- _Stated goal_:
Set all the material down again unchanged, without the pictures.

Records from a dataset
########

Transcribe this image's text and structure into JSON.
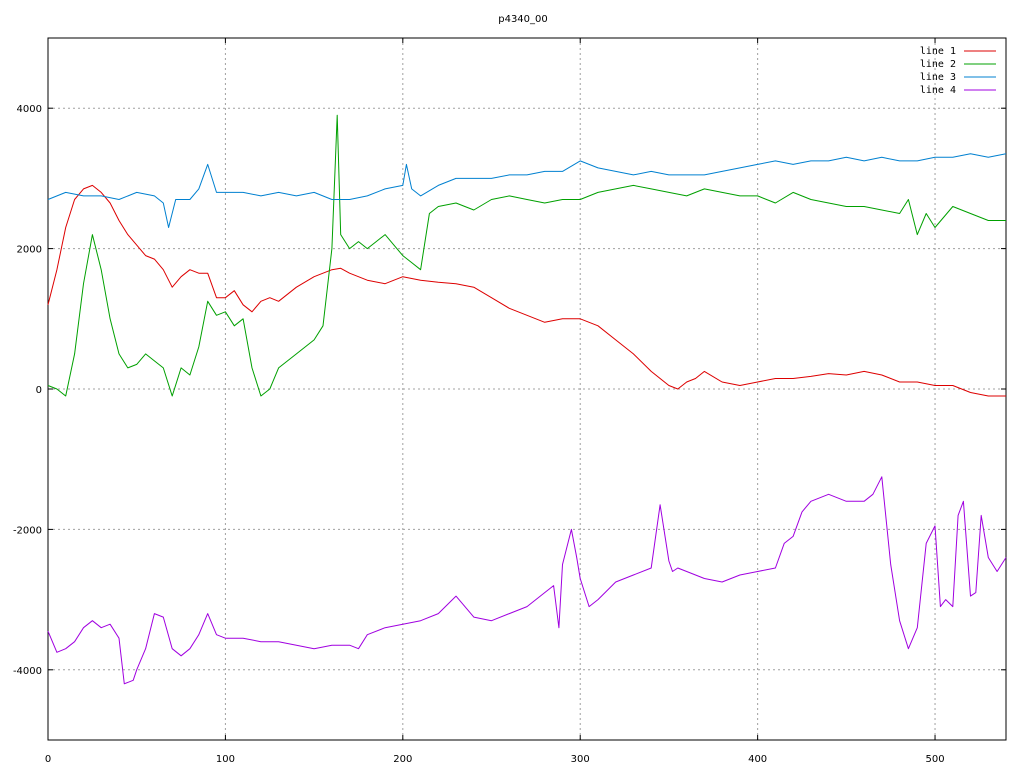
{
  "chart_data": {
    "type": "line",
    "title": "p4340_00",
    "xlabel": "",
    "ylabel": "",
    "xlim": [
      0,
      540
    ],
    "ylim": [
      -5000,
      5000
    ],
    "xticks": [
      0,
      100,
      200,
      300,
      400,
      500
    ],
    "yticks": [
      -4000,
      -2000,
      0,
      2000,
      4000
    ],
    "grid": true,
    "legend_position": "top-right",
    "series": [
      {
        "name": "line 1",
        "color": "#dd0000",
        "x": [
          0,
          5,
          10,
          15,
          20,
          25,
          30,
          35,
          40,
          45,
          50,
          55,
          60,
          65,
          70,
          75,
          80,
          85,
          90,
          95,
          100,
          105,
          110,
          115,
          120,
          125,
          130,
          140,
          150,
          160,
          165,
          170,
          180,
          190,
          200,
          210,
          220,
          230,
          240,
          250,
          260,
          270,
          280,
          290,
          300,
          310,
          320,
          330,
          340,
          350,
          355,
          360,
          365,
          370,
          380,
          390,
          400,
          410,
          420,
          430,
          440,
          450,
          460,
          470,
          480,
          490,
          500,
          510,
          520,
          530,
          540
        ],
        "y": [
          1200,
          1700,
          2300,
          2700,
          2850,
          2900,
          2800,
          2650,
          2400,
          2200,
          2050,
          1900,
          1850,
          1700,
          1450,
          1600,
          1700,
          1650,
          1650,
          1300,
          1300,
          1400,
          1200,
          1100,
          1250,
          1300,
          1250,
          1450,
          1600,
          1700,
          1720,
          1650,
          1550,
          1500,
          1600,
          1550,
          1520,
          1500,
          1450,
          1300,
          1150,
          1050,
          950,
          1000,
          1000,
          900,
          700,
          500,
          250,
          50,
          0,
          100,
          150,
          250,
          100,
          50,
          100,
          150,
          150,
          180,
          220,
          200,
          250,
          200,
          100,
          100,
          50,
          50,
          -50,
          -100,
          -100
        ]
      },
      {
        "name": "line 2",
        "color": "#00a000",
        "x": [
          0,
          5,
          10,
          15,
          20,
          25,
          30,
          35,
          40,
          45,
          50,
          55,
          60,
          65,
          70,
          75,
          80,
          85,
          90,
          95,
          100,
          105,
          110,
          115,
          120,
          125,
          130,
          140,
          150,
          155,
          160,
          163,
          165,
          170,
          175,
          180,
          185,
          190,
          195,
          200,
          205,
          210,
          215,
          220,
          230,
          240,
          250,
          260,
          270,
          280,
          290,
          300,
          310,
          320,
          330,
          340,
          350,
          360,
          370,
          380,
          390,
          400,
          410,
          420,
          430,
          440,
          450,
          460,
          470,
          480,
          485,
          490,
          495,
          500,
          510,
          520,
          530,
          540
        ],
        "y": [
          50,
          0,
          -100,
          500,
          1500,
          2200,
          1700,
          1000,
          500,
          300,
          350,
          500,
          400,
          300,
          -100,
          300,
          200,
          600,
          1250,
          1050,
          1100,
          900,
          1000,
          300,
          -100,
          0,
          300,
          500,
          700,
          900,
          2000,
          3900,
          2200,
          2000,
          2100,
          2000,
          2100,
          2200,
          2050,
          1900,
          1800,
          1700,
          2500,
          2600,
          2650,
          2550,
          2700,
          2750,
          2700,
          2650,
          2700,
          2700,
          2800,
          2850,
          2900,
          2850,
          2800,
          2750,
          2850,
          2800,
          2750,
          2750,
          2650,
          2800,
          2700,
          2650,
          2600,
          2600,
          2550,
          2500,
          2700,
          2200,
          2500,
          2300,
          2600,
          2500,
          2400,
          2400
        ]
      },
      {
        "name": "line 3",
        "color": "#0080d0",
        "x": [
          0,
          10,
          20,
          30,
          40,
          50,
          60,
          65,
          68,
          72,
          80,
          85,
          90,
          95,
          100,
          110,
          120,
          130,
          140,
          150,
          160,
          170,
          180,
          190,
          200,
          202,
          205,
          210,
          220,
          230,
          240,
          250,
          260,
          270,
          280,
          290,
          300,
          310,
          320,
          330,
          340,
          350,
          360,
          370,
          380,
          390,
          400,
          410,
          420,
          430,
          440,
          450,
          460,
          470,
          480,
          490,
          500,
          510,
          520,
          530,
          540
        ],
        "y": [
          2700,
          2800,
          2750,
          2750,
          2700,
          2800,
          2750,
          2650,
          2300,
          2700,
          2700,
          2850,
          3200,
          2800,
          2800,
          2800,
          2750,
          2800,
          2750,
          2800,
          2700,
          2700,
          2750,
          2850,
          2900,
          3200,
          2850,
          2750,
          2900,
          3000,
          3000,
          3000,
          3050,
          3050,
          3100,
          3100,
          3250,
          3150,
          3100,
          3050,
          3100,
          3050,
          3050,
          3050,
          3100,
          3150,
          3200,
          3250,
          3200,
          3250,
          3250,
          3300,
          3250,
          3300,
          3250,
          3250,
          3300,
          3300,
          3350,
          3300,
          3350
        ]
      },
      {
        "name": "line 4",
        "color": "#a000e0",
        "x": [
          0,
          5,
          10,
          15,
          20,
          25,
          30,
          35,
          40,
          43,
          48,
          50,
          55,
          60,
          65,
          70,
          75,
          80,
          85,
          90,
          95,
          100,
          110,
          120,
          130,
          140,
          150,
          160,
          170,
          175,
          180,
          190,
          200,
          210,
          220,
          230,
          240,
          250,
          260,
          270,
          280,
          285,
          288,
          290,
          295,
          298,
          300,
          305,
          310,
          320,
          330,
          340,
          345,
          350,
          352,
          355,
          360,
          370,
          380,
          390,
          400,
          410,
          415,
          420,
          425,
          430,
          440,
          450,
          460,
          465,
          470,
          475,
          480,
          485,
          490,
          495,
          500,
          503,
          506,
          510,
          513,
          516,
          520,
          523,
          526,
          530,
          535,
          540
        ],
        "y": [
          -3450,
          -3750,
          -3700,
          -3600,
          -3400,
          -3300,
          -3400,
          -3350,
          -3550,
          -4200,
          -4150,
          -4000,
          -3700,
          -3200,
          -3250,
          -3700,
          -3800,
          -3700,
          -3500,
          -3200,
          -3500,
          -3550,
          -3550,
          -3600,
          -3600,
          -3650,
          -3700,
          -3650,
          -3650,
          -3700,
          -3500,
          -3400,
          -3350,
          -3300,
          -3200,
          -2950,
          -3250,
          -3300,
          -3200,
          -3100,
          -2900,
          -2800,
          -3400,
          -2500,
          -2000,
          -2400,
          -2700,
          -3100,
          -3000,
          -2750,
          -2650,
          -2550,
          -1650,
          -2450,
          -2600,
          -2550,
          -2600,
          -2700,
          -2750,
          -2650,
          -2600,
          -2550,
          -2200,
          -2100,
          -1750,
          -1600,
          -1500,
          -1600,
          -1600,
          -1500,
          -1250,
          -2500,
          -3300,
          -3700,
          -3400,
          -2200,
          -1950,
          -3100,
          -3000,
          -3100,
          -1800,
          -1600,
          -2950,
          -2900,
          -1800,
          -2400,
          -2600,
          -2400
        ]
      }
    ]
  }
}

########

- _Full solution_:
Transcribe this image's text and structure into JSON.
{
  "chart_data": {
    "type": "line",
    "title": "p4340_00",
    "xlabel": "",
    "ylabel": "",
    "xlim": [
      0,
      540
    ],
    "ylim": [
      -5000,
      5000
    ],
    "xticks": [
      0,
      100,
      200,
      300,
      400,
      500
    ],
    "yticks": [
      -4000,
      -2000,
      0,
      2000,
      4000
    ],
    "grid": true,
    "legend_position": "top-right",
    "series": [
      {
        "name": "line 1",
        "color": "#dd0000",
        "x": [
          0,
          5,
          10,
          15,
          20,
          25,
          30,
          35,
          40,
          45,
          50,
          55,
          60,
          65,
          70,
          75,
          80,
          85,
          90,
          95,
          100,
          105,
          110,
          115,
          120,
          125,
          130,
          140,
          150,
          160,
          165,
          170,
          180,
          190,
          200,
          210,
          220,
          230,
          240,
          250,
          260,
          270,
          280,
          290,
          300,
          310,
          320,
          330,
          340,
          350,
          355,
          360,
          365,
          370,
          380,
          390,
          400,
          410,
          420,
          430,
          440,
          450,
          460,
          470,
          480,
          490,
          500,
          510,
          520,
          530,
          540
        ],
        "y": [
          1200,
          1700,
          2300,
          2700,
          2850,
          2900,
          2800,
          2650,
          2400,
          2200,
          2050,
          1900,
          1850,
          1700,
          1450,
          1600,
          1700,
          1650,
          1650,
          1300,
          1300,
          1400,
          1200,
          1100,
          1250,
          1300,
          1250,
          1450,
          1600,
          1700,
          1720,
          1650,
          1550,
          1500,
          1600,
          1550,
          1520,
          1500,
          1450,
          1300,
          1150,
          1050,
          950,
          1000,
          1000,
          900,
          700,
          500,
          250,
          50,
          0,
          100,
          150,
          250,
          100,
          50,
          100,
          150,
          150,
          180,
          220,
          200,
          250,
          200,
          100,
          100,
          50,
          50,
          -50,
          -100,
          -100
        ]
      },
      {
        "name": "line 2",
        "color": "#00a000",
        "x": [
          0,
          5,
          10,
          15,
          20,
          25,
          30,
          35,
          40,
          45,
          50,
          55,
          60,
          65,
          70,
          75,
          80,
          85,
          90,
          95,
          100,
          105,
          110,
          115,
          120,
          125,
          130,
          140,
          150,
          155,
          160,
          163,
          165,
          170,
          175,
          180,
          185,
          190,
          195,
          200,
          205,
          210,
          215,
          220,
          230,
          240,
          250,
          260,
          270,
          280,
          290,
          300,
          310,
          320,
          330,
          340,
          350,
          360,
          370,
          380,
          390,
          400,
          410,
          420,
          430,
          440,
          450,
          460,
          470,
          480,
          485,
          490,
          495,
          500,
          510,
          520,
          530,
          540
        ],
        "y": [
          50,
          0,
          -100,
          500,
          1500,
          2200,
          1700,
          1000,
          500,
          300,
          350,
          500,
          400,
          300,
          -100,
          300,
          200,
          600,
          1250,
          1050,
          1100,
          900,
          1000,
          300,
          -100,
          0,
          300,
          500,
          700,
          900,
          2000,
          3900,
          2200,
          2000,
          2100,
          2000,
          2100,
          2200,
          2050,
          1900,
          1800,
          1700,
          2500,
          2600,
          2650,
          2550,
          2700,
          2750,
          2700,
          2650,
          2700,
          2700,
          2800,
          2850,
          2900,
          2850,
          2800,
          2750,
          2850,
          2800,
          2750,
          2750,
          2650,
          2800,
          2700,
          2650,
          2600,
          2600,
          2550,
          2500,
          2700,
          2200,
          2500,
          2300,
          2600,
          2500,
          2400,
          2400
        ]
      },
      {
        "name": "line 3",
        "color": "#0080d0",
        "x": [
          0,
          10,
          20,
          30,
          40,
          50,
          60,
          65,
          68,
          72,
          80,
          85,
          90,
          95,
          100,
          110,
          120,
          130,
          140,
          150,
          160,
          170,
          180,
          190,
          200,
          202,
          205,
          210,
          220,
          230,
          240,
          250,
          260,
          270,
          280,
          290,
          300,
          310,
          320,
          330,
          340,
          350,
          360,
          370,
          380,
          390,
          400,
          410,
          420,
          430,
          440,
          450,
          460,
          470,
          480,
          490,
          500,
          510,
          520,
          530,
          540
        ],
        "y": [
          2700,
          2800,
          2750,
          2750,
          2700,
          2800,
          2750,
          2650,
          2300,
          2700,
          2700,
          2850,
          3200,
          2800,
          2800,
          2800,
          2750,
          2800,
          2750,
          2800,
          2700,
          2700,
          2750,
          2850,
          2900,
          3200,
          2850,
          2750,
          2900,
          3000,
          3000,
          3000,
          3050,
          3050,
          3100,
          3100,
          3250,
          3150,
          3100,
          3050,
          3100,
          3050,
          3050,
          3050,
          3100,
          3150,
          3200,
          3250,
          3200,
          3250,
          3250,
          3300,
          3250,
          3300,
          3250,
          3250,
          3300,
          3300,
          3350,
          3300,
          3350
        ]
      },
      {
        "name": "line 4",
        "color": "#a000e0",
        "x": [
          0,
          5,
          10,
          15,
          20,
          25,
          30,
          35,
          40,
          43,
          48,
          50,
          55,
          60,
          65,
          70,
          75,
          80,
          85,
          90,
          95,
          100,
          110,
          120,
          130,
          140,
          150,
          160,
          170,
          175,
          180,
          190,
          200,
          210,
          220,
          230,
          240,
          250,
          260,
          270,
          280,
          285,
          288,
          290,
          295,
          298,
          300,
          305,
          310,
          320,
          330,
          340,
          345,
          350,
          352,
          355,
          360,
          370,
          380,
          390,
          400,
          410,
          415,
          420,
          425,
          430,
          440,
          450,
          460,
          465,
          470,
          475,
          480,
          485,
          490,
          495,
          500,
          503,
          506,
          510,
          513,
          516,
          520,
          523,
          526,
          530,
          535,
          540
        ],
        "y": [
          -3450,
          -3750,
          -3700,
          -3600,
          -3400,
          -3300,
          -3400,
          -3350,
          -3550,
          -4200,
          -4150,
          -4000,
          -3700,
          -3200,
          -3250,
          -3700,
          -3800,
          -3700,
          -3500,
          -3200,
          -3500,
          -3550,
          -3550,
          -3600,
          -3600,
          -3650,
          -3700,
          -3650,
          -3650,
          -3700,
          -3500,
          -3400,
          -3350,
          -3300,
          -3200,
          -2950,
          -3250,
          -3300,
          -3200,
          -3100,
          -2900,
          -2800,
          -3400,
          -2500,
          -2000,
          -2400,
          -2700,
          -3100,
          -3000,
          -2750,
          -2650,
          -2550,
          -1650,
          -2450,
          -2600,
          -2550,
          -2600,
          -2700,
          -2750,
          -2650,
          -2600,
          -2550,
          -2200,
          -2100,
          -1750,
          -1600,
          -1500,
          -1600,
          -1600,
          -1500,
          -1250,
          -2500,
          -3300,
          -3700,
          -3400,
          -2200,
          -1950,
          -3100,
          -3000,
          -3100,
          -1800,
          -1600,
          -2950,
          -2900,
          -1800,
          -2400,
          -2600,
          -2400
        ]
      }
    ]
  }
}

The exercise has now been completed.